Exercise material ▸
^^^^
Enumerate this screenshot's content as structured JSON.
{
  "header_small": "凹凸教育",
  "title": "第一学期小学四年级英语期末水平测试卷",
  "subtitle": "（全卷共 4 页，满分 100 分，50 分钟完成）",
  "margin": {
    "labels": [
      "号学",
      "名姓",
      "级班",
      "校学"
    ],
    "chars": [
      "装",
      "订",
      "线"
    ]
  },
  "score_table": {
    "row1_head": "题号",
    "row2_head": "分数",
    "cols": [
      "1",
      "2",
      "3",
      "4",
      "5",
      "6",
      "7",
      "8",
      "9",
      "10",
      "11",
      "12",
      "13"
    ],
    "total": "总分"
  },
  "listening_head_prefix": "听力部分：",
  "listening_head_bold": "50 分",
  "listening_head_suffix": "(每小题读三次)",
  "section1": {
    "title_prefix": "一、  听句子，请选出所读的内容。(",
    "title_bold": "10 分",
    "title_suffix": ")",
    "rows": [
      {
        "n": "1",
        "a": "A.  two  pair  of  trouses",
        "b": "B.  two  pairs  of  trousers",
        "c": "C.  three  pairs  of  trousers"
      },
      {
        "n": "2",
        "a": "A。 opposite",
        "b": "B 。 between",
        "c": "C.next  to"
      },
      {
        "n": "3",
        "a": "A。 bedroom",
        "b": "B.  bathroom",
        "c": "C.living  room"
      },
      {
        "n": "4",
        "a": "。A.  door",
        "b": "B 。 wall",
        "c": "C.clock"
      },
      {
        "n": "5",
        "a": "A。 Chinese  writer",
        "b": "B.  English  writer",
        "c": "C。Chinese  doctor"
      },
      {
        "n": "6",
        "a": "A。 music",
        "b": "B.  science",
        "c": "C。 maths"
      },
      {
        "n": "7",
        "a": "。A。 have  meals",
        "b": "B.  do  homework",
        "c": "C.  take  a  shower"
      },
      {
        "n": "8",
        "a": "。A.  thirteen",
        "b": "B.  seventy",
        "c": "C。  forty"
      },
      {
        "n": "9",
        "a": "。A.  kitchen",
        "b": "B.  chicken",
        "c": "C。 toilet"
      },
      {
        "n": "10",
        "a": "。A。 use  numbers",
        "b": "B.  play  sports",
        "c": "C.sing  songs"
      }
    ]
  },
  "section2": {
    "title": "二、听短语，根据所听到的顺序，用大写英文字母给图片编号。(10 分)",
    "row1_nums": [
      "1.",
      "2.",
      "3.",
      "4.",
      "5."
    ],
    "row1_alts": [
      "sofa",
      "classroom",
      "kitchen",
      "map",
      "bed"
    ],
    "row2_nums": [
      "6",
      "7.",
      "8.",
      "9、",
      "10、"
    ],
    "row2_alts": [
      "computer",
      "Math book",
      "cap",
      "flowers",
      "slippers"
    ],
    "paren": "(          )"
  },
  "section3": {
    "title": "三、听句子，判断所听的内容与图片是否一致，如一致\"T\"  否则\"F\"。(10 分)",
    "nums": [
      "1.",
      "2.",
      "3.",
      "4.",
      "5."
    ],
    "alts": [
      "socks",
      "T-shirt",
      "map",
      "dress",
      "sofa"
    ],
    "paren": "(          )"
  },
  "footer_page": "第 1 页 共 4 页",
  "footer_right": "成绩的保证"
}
^^^^
Reproduce the material exactly, with every line intact.

Response ▸
Enumerate this screenshot's content as structured JSON.
{
  "header_small": "凹凸教育",
  "title": "第一学期小学四年级英语期末水平测试卷",
  "subtitle": "（全卷共 4 页，满分 100 分，50 分钟完成）",
  "margin": {
    "labels": [
      "号学",
      "名姓",
      "级班",
      "校学"
    ],
    "chars": [
      "装",
      "订",
      "线"
    ]
  },
  "score_table": {
    "row1_head": "题号",
    "row2_head": "分数",
    "cols": [
      "1",
      "2",
      "3",
      "4",
      "5",
      "6",
      "7",
      "8",
      "9",
      "10",
      "11",
      "12",
      "13"
    ],
    "total": "总分"
  },
  "listening_head_prefix": "听力部分：",
  "listening_head_bold": "50 分",
  "listening_head_suffix": "(每小题读三次)",
  "section1": {
    "title_prefix": "一、  听句子，请选出所读的内容。(",
    "title_bold": "10 分",
    "title_suffix": ")",
    "rows": [
      {
        "n": "1",
        "a": "A.  two  pair  of  trouses",
        "b": "B.  two  pairs  of  trousers",
        "c": "C.  three  pairs  of  trousers"
      },
      {
        "n": "2",
        "a": "A。 opposite",
        "b": "B 。 between",
        "c": "C.next  to"
      },
      {
        "n": "3",
        "a": "A。 bedroom",
        "b": "B.  bathroom",
        "c": "C.living  room"
      },
      {
        "n": "4",
        "a": "。A.  door",
        "b": "B 。 wall",
        "c": "C.clock"
      },
      {
        "n": "5",
        "a": "A。 Chinese  writer",
        "b": "B.  English  writer",
        "c": "C。Chinese  doctor"
      },
      {
        "n": "6",
        "a": "A。 music",
        "b": "B.  science",
        "c": "C。 maths"
      },
      {
        "n": "7",
        "a": "。A。 have  meals",
        "b": "B.  do  homework",
        "c": "C.  take  a  shower"
      },
      {
        "n": "8",
        "a": "。A.  thirteen",
        "b": "B.  seventy",
        "c": "C。  forty"
      },
      {
        "n": "9",
        "a": "。A.  kitchen",
        "b": "B.  chicken",
        "c": "C。 toilet"
      },
      {
        "n": "10",
        "a": "。A。 use  numbers",
        "b": "B.  play  sports",
        "c": "C.sing  songs"
      }
    ]
  },
  "section2": {
    "title": "二、听短语，根据所听到的顺序，用大写英文字母给图片编号。(10 分)",
    "row1_nums": [
      "1.",
      "2.",
      "3.",
      "4.",
      "5."
    ],
    "row1_alts": [
      "sofa",
      "classroom",
      "kitchen",
      "map",
      "bed"
    ],
    "row2_nums": [
      "6",
      "7.",
      "8.",
      "9、",
      "10、"
    ],
    "row2_alts": [
      "computer",
      "Math book",
      "cap",
      "flowers",
      "slippers"
    ],
    "paren": "(          )"
  },
  "section3": {
    "title": "三、听句子，判断所听的内容与图片是否一致，如一致\"T\"  否则\"F\"。(10 分)",
    "nums": [
      "1.",
      "2.",
      "3.",
      "4.",
      "5."
    ],
    "alts": [
      "socks",
      "T-shirt",
      "map",
      "dress",
      "sofa"
    ],
    "paren": "(          )"
  },
  "footer_page": "第 1 页 共 4 页",
  "footer_right": "成绩的保证"
}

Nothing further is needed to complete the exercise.